>>>>

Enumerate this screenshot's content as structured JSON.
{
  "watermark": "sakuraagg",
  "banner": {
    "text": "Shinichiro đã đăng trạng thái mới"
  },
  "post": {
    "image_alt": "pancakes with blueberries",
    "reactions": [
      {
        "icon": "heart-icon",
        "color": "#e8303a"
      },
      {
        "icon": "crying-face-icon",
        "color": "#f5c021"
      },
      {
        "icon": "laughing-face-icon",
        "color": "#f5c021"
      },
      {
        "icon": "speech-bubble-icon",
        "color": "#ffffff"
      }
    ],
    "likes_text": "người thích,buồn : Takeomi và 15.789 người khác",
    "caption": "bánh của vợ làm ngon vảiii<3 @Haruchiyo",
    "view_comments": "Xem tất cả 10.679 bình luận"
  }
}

<<<<

To be done
Find the number of lines in which the word "face" occurs, and write nothing but that number.

Written solution
2